Written request. Write out all records as given; omit images.

Task data.
※

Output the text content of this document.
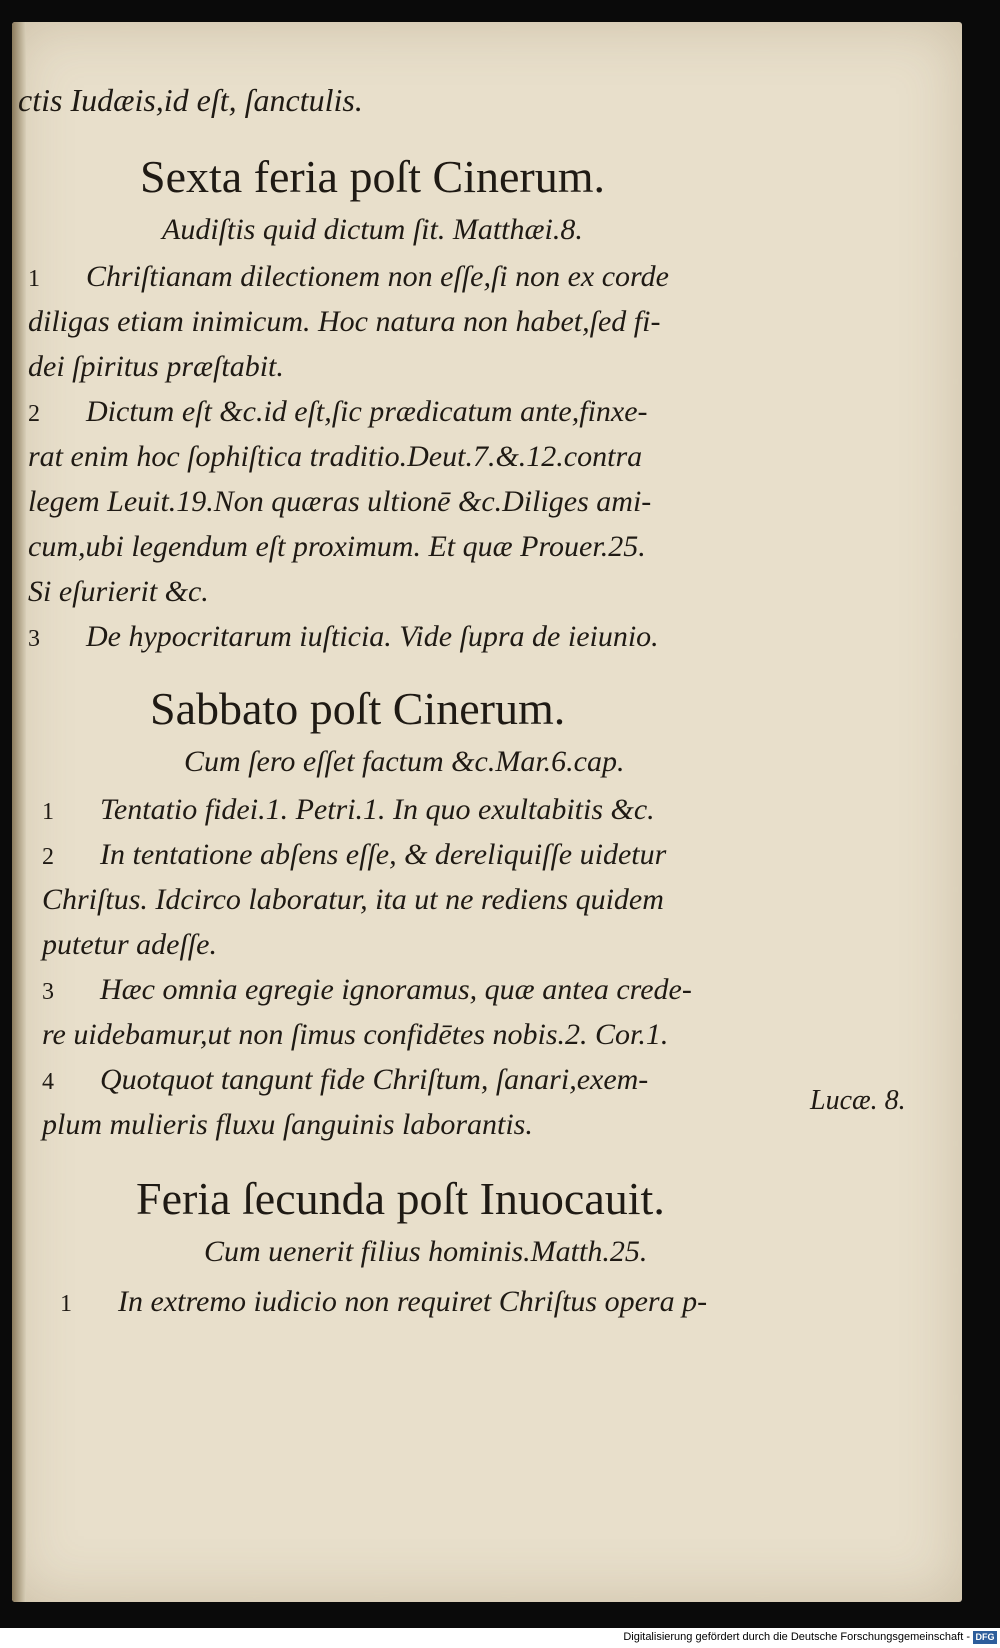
ctis Iudæis,id eſt, ſanctulis.
Sexta feria poſt Cinerum.
Audiſtis quid dictum ſit. Matthæi.8.
1 Chriſtianam dilectionem non eſſe,ſi non ex corde
diligas etiam inimicum. Hoc natura non habet,ſed fi-
dei ſpiritus præſtabit.
2 Dictum eſt &c.id eſt,ſic prædicatum ante,finxe-
rat enim hoc ſophiſtica traditio.Deut.7.&.12.contra
legem Leuit.19.Non quæras ultionē &c.Diliges ami-
cum,ubi legendum eſt proximum. Et quæ Prouer.25.
Si eſurierit &c.
3 De hypocritarum iuſticia. Vide ſupra de ieiunio.
Sabbato poſt Cinerum.
Cum ſero eſſet factum &c.Mar.6.cap.
1 Tentatio fidei.1. Petri.1. In quo exultabitis &c.
2 In tentatione abſens eſſe, & dereliquiſſe uidetur
Chriſtus. Idcirco laboratur, ita ut ne rediens quidem
putetur adeſſe.
3 Hæc omnia egregie ignoramus, quæ antea crede-
re uidebamur,ut non ſimus confidētes nobis.2. Cor.1.
4 Quotquot tangunt fide Chriſtum, ſanari,exem-
plum mulieris fluxu ſanguinis laborantis.
Lucæ. 8.
Feria ſecunda poſt Inuocauit.
Cum uenerit filius hominis.Matth.25.
1 In extremo iudicio non requiret Chriſtus opera p-
Digitalisierung gefördert durch die Deutsche Forschungsgemeinschaft - DFG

※

Exercise solution.
Output the text content of this document.
ctis Iudæis,id eſt, ſanctulis.
Sexta feria poſt Cinerum.
Audiſtis quid dictum ſit. Matthæi.8.
1 Chriſtianam dilectionem non eſſe,ſi non ex corde
diligas etiam inimicum. Hoc natura non habet,ſed fi-
dei ſpiritus præſtabit.
2 Dictum eſt &c.id eſt,ſic prædicatum ante,finxe-
rat enim hoc ſophiſtica traditio.Deut.7.&.12.contra
legem Leuit.19.Non quæras ultionē &c.Diliges ami-
cum,ubi legendum eſt proximum. Et quæ Prouer.25.
Si eſurierit &c.
3 De hypocritarum iuſticia. Vide ſupra de ieiunio.
Sabbato poſt Cinerum.
Cum ſero eſſet factum &c.Mar.6.cap.
1 Tentatio fidei.1. Petri.1. In quo exultabitis &c.
2 In tentatione abſens eſſe, & dereliquiſſe uidetur
Chriſtus. Idcirco laboratur, ita ut ne rediens quidem
putetur adeſſe.
3 Hæc omnia egregie ignoramus, quæ antea crede-
re uidebamur,ut non ſimus confidētes nobis.2. Cor.1.
4 Quotquot tangunt fide Chriſtum, ſanari,exem-
plum mulieris fluxu ſanguinis laborantis.
Lucæ. 8.
Feria ſecunda poſt Inuocauit.
Cum uenerit filius hominis.Matth.25.
1 In extremo iudicio non requiret Chriſtus opera p-
Digitalisierung gefördert durch die Deutsche Forschungsgemeinschaft - DFG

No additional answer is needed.